>>
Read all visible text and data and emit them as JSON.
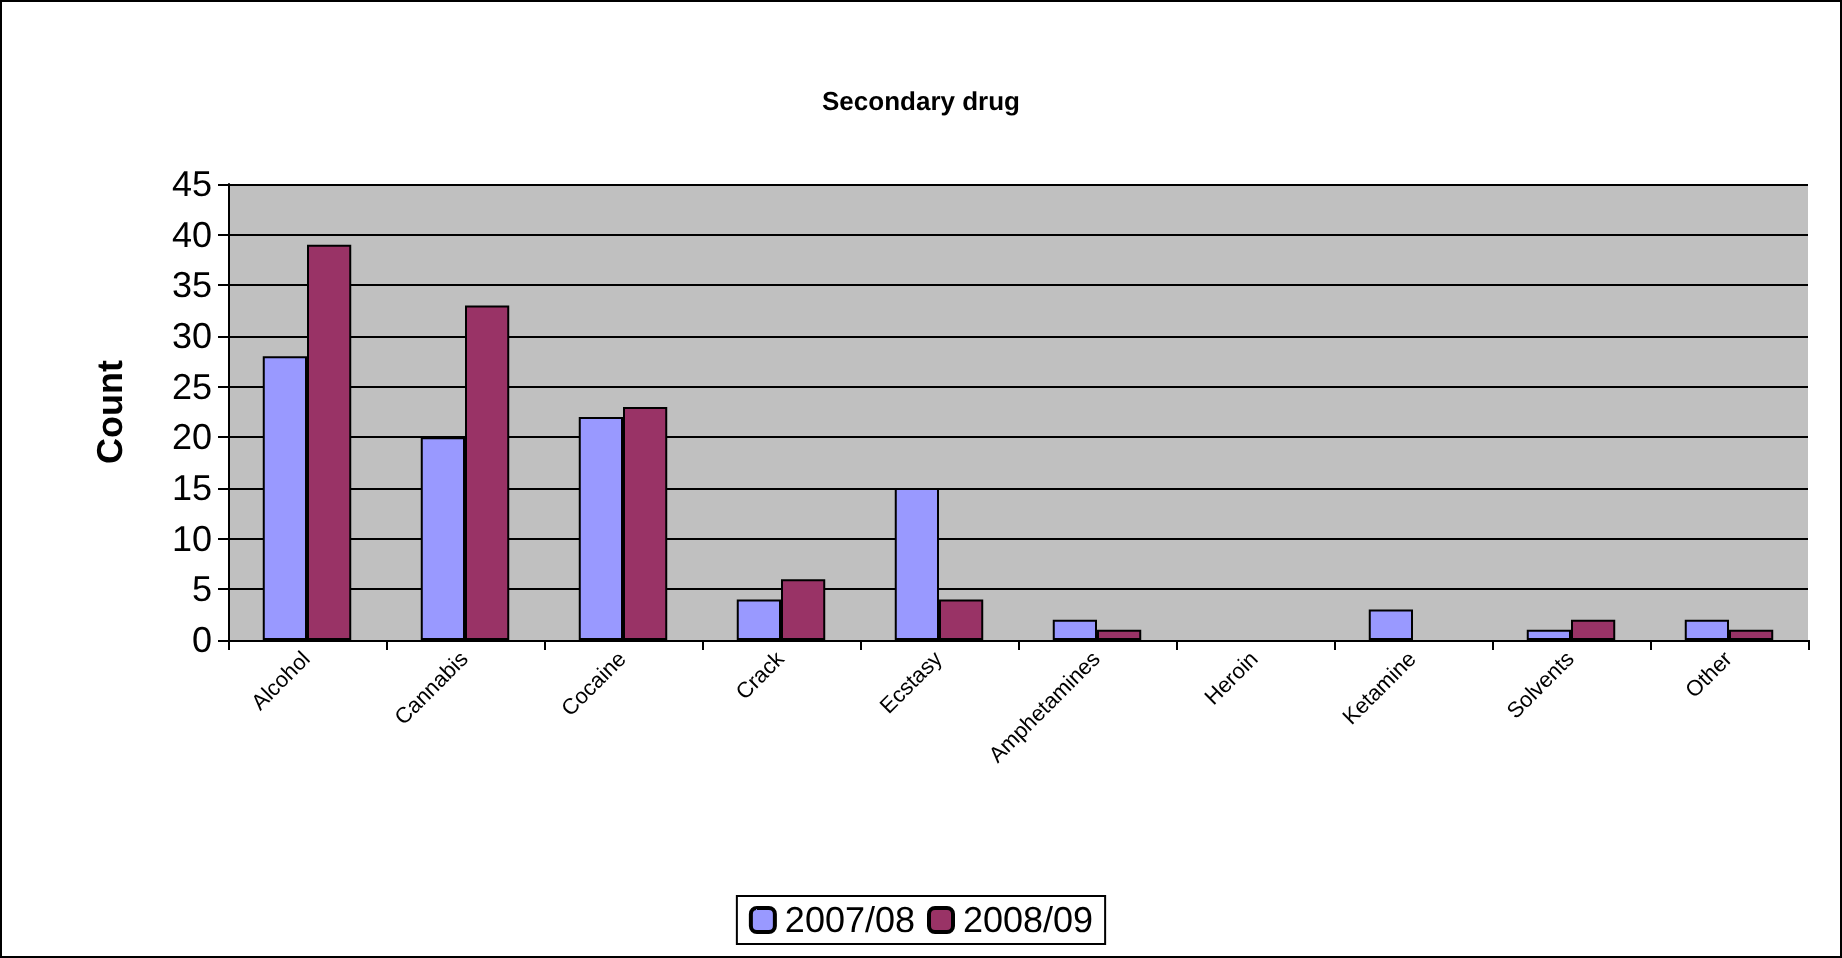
{
  "chart_data": {
    "type": "bar",
    "title": "Secondary drug",
    "ylabel": "Count",
    "categories": [
      "Alcohol",
      "Cannabis",
      "Cocaine",
      "Crack",
      "Ecstasy",
      "Amphetamines",
      "Heroin",
      "Ketamine",
      "Solvents",
      "Other"
    ],
    "series": [
      {
        "name": "2007/08",
        "color": "#9999ff",
        "values": [
          28,
          20,
          22,
          4,
          15,
          2,
          0,
          3,
          1,
          2
        ]
      },
      {
        "name": "2008/09",
        "color": "#993366",
        "values": [
          39,
          33,
          23,
          6,
          4,
          1,
          0,
          0,
          2,
          1
        ]
      }
    ],
    "ylim": [
      0,
      45
    ],
    "yticks": [
      0,
      5,
      10,
      15,
      20,
      25,
      30,
      35,
      40,
      45
    ],
    "grid": "y",
    "legend": "bottom"
  }
}
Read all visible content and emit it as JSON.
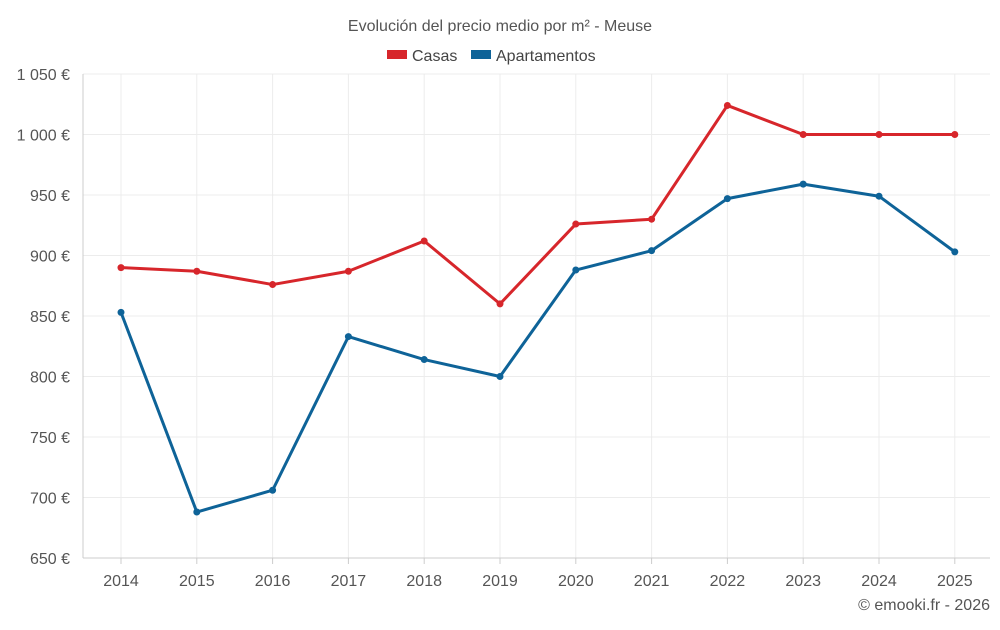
{
  "chart_data": {
    "type": "line",
    "title": "Evolución del precio medio por m² - Meuse",
    "categories": [
      "2014",
      "2015",
      "2016",
      "2017",
      "2018",
      "2019",
      "2020",
      "2021",
      "2022",
      "2023",
      "2024",
      "2025"
    ],
    "series": [
      {
        "name": "Casas",
        "color": "#d7262b",
        "values": [
          890,
          887,
          876,
          887,
          912,
          860,
          926,
          930,
          1024,
          1000,
          1000,
          1000
        ]
      },
      {
        "name": "Apartamentos",
        "color": "#0e6398",
        "values": [
          853,
          688,
          706,
          833,
          814,
          800,
          888,
          904,
          947,
          959,
          949,
          903
        ]
      }
    ],
    "y_ticks": [
      650,
      700,
      750,
      800,
      850,
      900,
      950,
      1000,
      1050
    ],
    "y_tick_labels": [
      "650 €",
      "700 €",
      "750 €",
      "800 €",
      "850 €",
      "900 €",
      "950 €",
      "1 000 €",
      "1 050 €"
    ],
    "ylim": [
      650,
      1050
    ],
    "xlabel": "",
    "ylabel": "",
    "grid": true,
    "legend_position": "top-center"
  },
  "credit": "© emooki.fr - 2026",
  "colors": {
    "grid": "#ececec",
    "axis": "#cccccc",
    "text": "#555555"
  }
}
<<
DIRECTIONS FOR THIS TASK: Restate the records above in full, word for word. Keep pictures out.

THE COMPLETED TASK:
Read all visible text and data and emit them as JSON.
{
  "chart_data": {
    "type": "bar",
    "title": "Secondary drug",
    "ylabel": "Count",
    "categories": [
      "Alcohol",
      "Cannabis",
      "Cocaine",
      "Crack",
      "Ecstasy",
      "Amphetamines",
      "Heroin",
      "Ketamine",
      "Solvents",
      "Other"
    ],
    "series": [
      {
        "name": "2007/08",
        "color": "#9999ff",
        "values": [
          28,
          20,
          22,
          4,
          15,
          2,
          0,
          3,
          1,
          2
        ]
      },
      {
        "name": "2008/09",
        "color": "#993366",
        "values": [
          39,
          33,
          23,
          6,
          4,
          1,
          0,
          0,
          2,
          1
        ]
      }
    ],
    "ylim": [
      0,
      45
    ],
    "yticks": [
      0,
      5,
      10,
      15,
      20,
      25,
      30,
      35,
      40,
      45
    ],
    "grid": "y",
    "legend": "bottom"
  }
}
Read all visible content and emit it as JSON.
{
  "chart_data": {
    "type": "line",
    "title": "Evolución del precio medio por m² - Meuse",
    "categories": [
      "2014",
      "2015",
      "2016",
      "2017",
      "2018",
      "2019",
      "2020",
      "2021",
      "2022",
      "2023",
      "2024",
      "2025"
    ],
    "series": [
      {
        "name": "Casas",
        "color": "#d7262b",
        "values": [
          890,
          887,
          876,
          887,
          912,
          860,
          926,
          930,
          1024,
          1000,
          1000,
          1000
        ]
      },
      {
        "name": "Apartamentos",
        "color": "#0e6398",
        "values": [
          853,
          688,
          706,
          833,
          814,
          800,
          888,
          904,
          947,
          959,
          949,
          903
        ]
      }
    ],
    "y_ticks": [
      650,
      700,
      750,
      800,
      850,
      900,
      950,
      1000,
      1050
    ],
    "y_tick_labels": [
      "650 €",
      "700 €",
      "750 €",
      "800 €",
      "850 €",
      "900 €",
      "950 €",
      "1 000 €",
      "1 050 €"
    ],
    "ylim": [
      650,
      1050
    ],
    "xlabel": "",
    "ylabel": "",
    "grid": true,
    "legend_position": "top-center"
  },
  "credit": "© emooki.fr - 2026",
  "colors": {
    "grid": "#ececec",
    "axis": "#cccccc",
    "text": "#555555"
  }
}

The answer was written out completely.